begin SELECTION

Two days a week in Melbourne ended up being four. The Double Bay shop chugged along nicely and Seper was honing her market knowledge. After 12 months of trading, Coles Myer pulled the plug on the entire deal and closed Georges. Seper had already headed back to Sydney by this time and, primed by the consultancy experience, was ready to go for it.
“The plan was straight away to distract myself from the misery of this Georges thing by opening our second store in the city,” she explains. “Another Belinda’s store with a different point of view, different market, different segments.”
Seper understood brands, she understood systems, she knew about scale and she was determined to reproduce Belinda’s. Running the show from her headquarters in Sydney, Seper never looked back.
Today, Seper manages nine stores and 50 employees.
She has not had to rely on venture capital, instead growing the business from retained earnings and a bank-provided trade finance facility.
Along the way, the entrepreneurial road has changed Seper.
“I’d feel sorry for young designers in the beginning,” she says. “I’d lose money on people because I believed in them or I thought it was important for the mix in the store. I’d think ‘Oh, poor things, they’re struggling, they really need a leg up’. But I will now only take you on if I think I can make a dollar.”
Seper thinks she has become a merchant and she thanks computers for making it easier.
“I think a merchant has more of a vision, while a retailer is nuts and bolts. It comes in, it goes out, there’s a margin, there’s a markdown procedure … I’m much more inclined to drive it by the numbers. Yes, I’m concerned about my soft turn, but still keep massaging it in a way that makes the business evolve; that makes it grow; that makes it interesting for me to be involved in. Otherwise it would be just a nuts and bolts enterprise. I’m not that sort of person.”

end SELECTION

## SHORT PROBLEM 1
In the records, begin at the line that has "total-amount-row: 400,00 ₺" and stop after the line that has "plus-icon (373, 273, 381, 281)". Reproduce only those lines, substituting "item-count" for "quantity-value" and leaving everything else unchanged.

begin DATA SECTION

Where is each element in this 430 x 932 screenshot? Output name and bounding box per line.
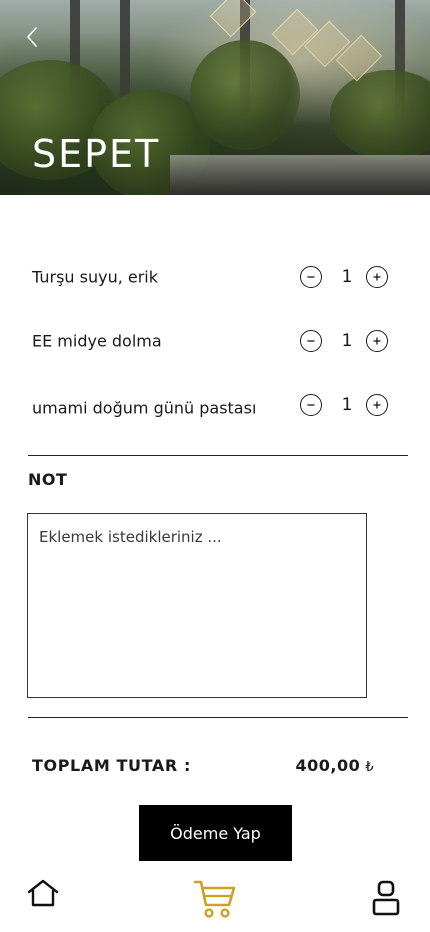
total-amount-row: 400,00 ₺ (295, 756, 374, 775)
section-divider (28, 717, 408, 718)
nav-cart[interactable] (193, 878, 237, 920)
page-title: SEPET (32, 132, 161, 176)
cart-item: Turşu suyu, erik 1 (32, 262, 392, 292)
cart-item: umami doğum günü pastası 1 (32, 390, 392, 420)
back-button[interactable] (22, 24, 42, 50)
quantity-value: 1 (341, 331, 353, 351)
quantity-value: 1 (341, 395, 353, 415)
nav-profile[interactable] (371, 878, 401, 918)
cart-icon (193, 880, 236, 918)
plus-icon (373, 273, 381, 281)
cart-item-name: umami doğum günü pastası (32, 398, 257, 418)
cart-item-name: Turşu suyu, erik (32, 267, 159, 287)
home-icon (27, 879, 59, 907)
currency-symbol: ₺ (365, 760, 374, 775)
increase-quantity-button[interactable] (366, 394, 388, 416)
decrease-quantity-button[interactable] (300, 394, 322, 416)
cart-item-name: EE midye dolma (32, 331, 162, 351)
nav-home[interactable] (26, 878, 60, 908)
plus-icon (373, 337, 381, 345)
quantity-value: 1 (341, 267, 353, 287)
pay-button[interactable]: Ödeme Yap (139, 805, 292, 861)
minus-icon (307, 340, 315, 342)
section-divider (28, 455, 408, 456)
note-label: NOT (28, 470, 68, 489)
total-amount: 400,00 (295, 756, 361, 775)
minus-icon (307, 404, 315, 406)
minus-icon (307, 276, 315, 278)
total-label: TOPLAM TUTAR : (32, 756, 191, 775)
plus-icon (373, 401, 381, 409)
header-banner: SEPET (0, 0, 430, 195)
chevron-left-icon (27, 27, 37, 47)
increase-quantity-button[interactable] (366, 266, 388, 288)
decrease-quantity-button[interactable] (300, 266, 322, 288)
user-icon (372, 880, 400, 916)
decrease-quantity-button[interactable] (300, 330, 322, 352)
increase-quantity-button[interactable] (366, 330, 388, 352)
cart-item: EE midye dolma 1 (32, 326, 392, 356)
note-textarea[interactable] (27, 513, 367, 698)
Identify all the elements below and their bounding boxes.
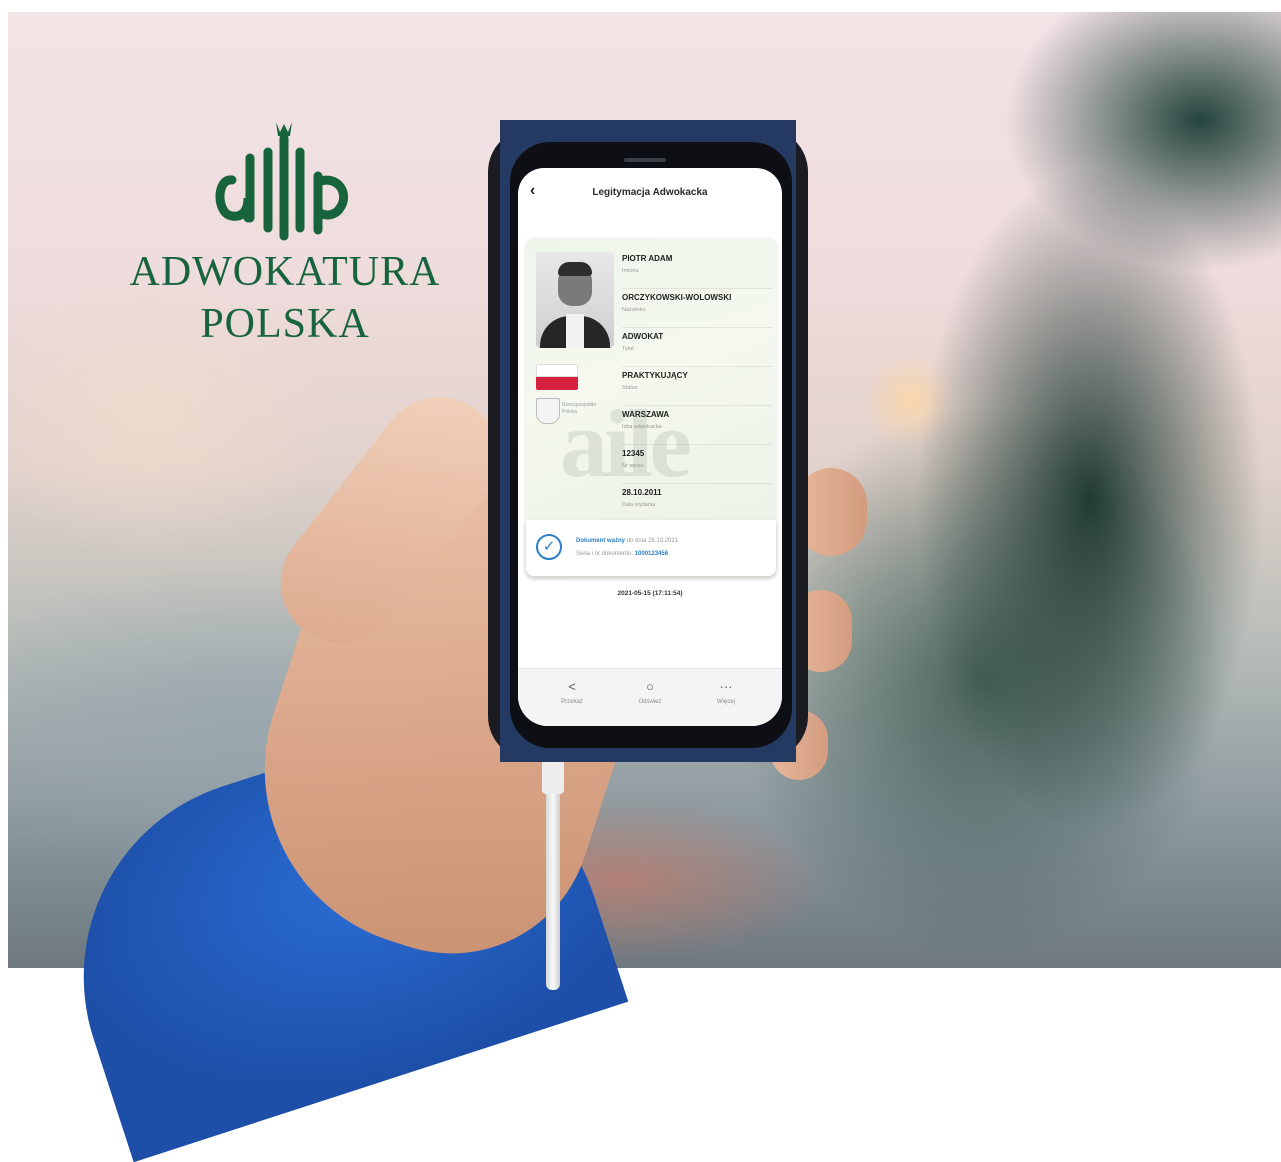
app-header: ‹ Legitymacja Adwokacka [518, 168, 782, 218]
frame-top [0, 0, 1281, 12]
eagle-emblem-icon [536, 398, 560, 424]
field-entry-number: 12345 Nr wpisu [622, 447, 772, 484]
emblem-text: Rzeczpospolita Polska [562, 402, 596, 415]
validity-box: ✓ Dokument ważny do dnia 28.10.2021 Seri… [526, 520, 776, 576]
polish-flag-icon [536, 364, 578, 390]
tab-more[interactable]: ··· Więcej [696, 679, 756, 705]
adwokatura-emblem-icon [215, 122, 349, 241]
portrait-photo [536, 252, 614, 348]
phone-speaker [624, 158, 666, 162]
refresh-timestamp: 2021-05-15 (17:11:54) [617, 590, 683, 597]
field-surname: ORCZYKOWSKI-WOLOWSKI Nazwisko [622, 291, 772, 328]
tab-share[interactable]: < Przekaż [542, 679, 602, 705]
share-icon: < [568, 679, 576, 694]
frame-left [0, 0, 8, 968]
field-issue-date: 28.10.2011 Data wydania [622, 486, 772, 523]
phone-screen: ‹ Legitymacja Adwokacka aile Rzeczpospol… [518, 168, 782, 726]
series-line: Seria i nr dokumentu: 1000123456 [576, 551, 669, 557]
brand-line-2: POLSKA [200, 301, 370, 347]
field-status: PRAKTYKUJĄCY Status [622, 369, 772, 406]
more-icon: ··· [719, 679, 733, 694]
tab-refresh[interactable]: ○ Odśwież [620, 679, 680, 705]
check-circle-icon: ✓ [536, 534, 562, 560]
field-title: ADWOKAT Tytuł [622, 330, 772, 367]
adwokatura-logo: ADWOKATURA POLSKA [100, 118, 470, 350]
field-bar-chamber: WARSZAWA Izba adwokacka [622, 408, 772, 445]
brand-line-1: ADWOKATURA [129, 249, 441, 295]
cable-plug [542, 758, 564, 794]
field-first-names: PIOTR ADAM Imiona [622, 252, 772, 289]
validity-line: Dokument ważny do dnia 28.10.2021 [576, 538, 679, 544]
card-fields: PIOTR ADAM Imiona ORCZYKOWSKI-WOLOWSKI N… [622, 252, 772, 525]
screen-title: Legitymacja Adwokacka [592, 187, 708, 198]
refresh-icon: ○ [646, 679, 654, 694]
bottom-tab-bar: < Przekaż ○ Odśwież ··· Więcej [518, 668, 782, 726]
charging-cable [546, 760, 560, 990]
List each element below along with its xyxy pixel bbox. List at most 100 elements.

end DATA SECTION

## SHORT PROBLEM 2
Resume the profile of Seper's fashion retail business from the point where it stops.

## EXPECTED ANSWER 1
total-amount-row: 400,00 ₺ (295, 756, 374, 775)
section-divider (28, 717, 408, 718)
nav-cart[interactable] (193, 878, 237, 920)
page-title: SEPET (32, 132, 161, 176)
cart-item: Turşu suyu, erik 1 (32, 262, 392, 292)
cart-item: umami doğum günü pastası 1 (32, 390, 392, 420)
back-button[interactable] (22, 24, 42, 50)
item-count: 1 (341, 331, 353, 351)
item-count: 1 (341, 395, 353, 415)
nav-profile[interactable] (371, 878, 401, 918)
cart-icon (193, 880, 236, 918)
plus-icon (373, 273, 381, 281)

## EXPECTED ANSWER 2
Maybe Seper is merchant equals retailer plus entrepreneur. Has her success come from using her vision and understanding of the market to buy well in fashion centres such as Paris?
“No, it’s not the buying at all,” she insists. “I think it comes back to the power of the brand. It depends on how you want to define brand. My definition, for the record, is I think a brand is a promise and in creating a brand I have made a promise to those who chose to partake of this brand or support this brand. My customers know I will meet or exceed every time they turn up.”
Building an empire
The early days of the Belinda Seper fashion empire were less than glamorous.
Although located in wealthy Double Bay in Sydney, the business was “minuscule” with a cast of one – no assistant.
“Just me and my then-husband, who unbeknown to me decided to get very involved in the financial side of it all,” Seper says.
“Ultimately, it was a really bad thing. We’re no longer together, so my marriage has been at a cost of doing business. We stayed together for the first 10 years of the business. His need for security versus my entrepreneurial spirit and the difference between his ability, I suppose, to take or not take risks and my comfort level with risks were vastly different.”
It was the entrepreneur versus the would-be accountant.
“I had big ideas and he had no ideas in terms of any expansion or any progression. We have one profitable shop, why would we want another one? Why should we complicate our lives? I like my life like this. Well, I don’t. So I’m a builder.”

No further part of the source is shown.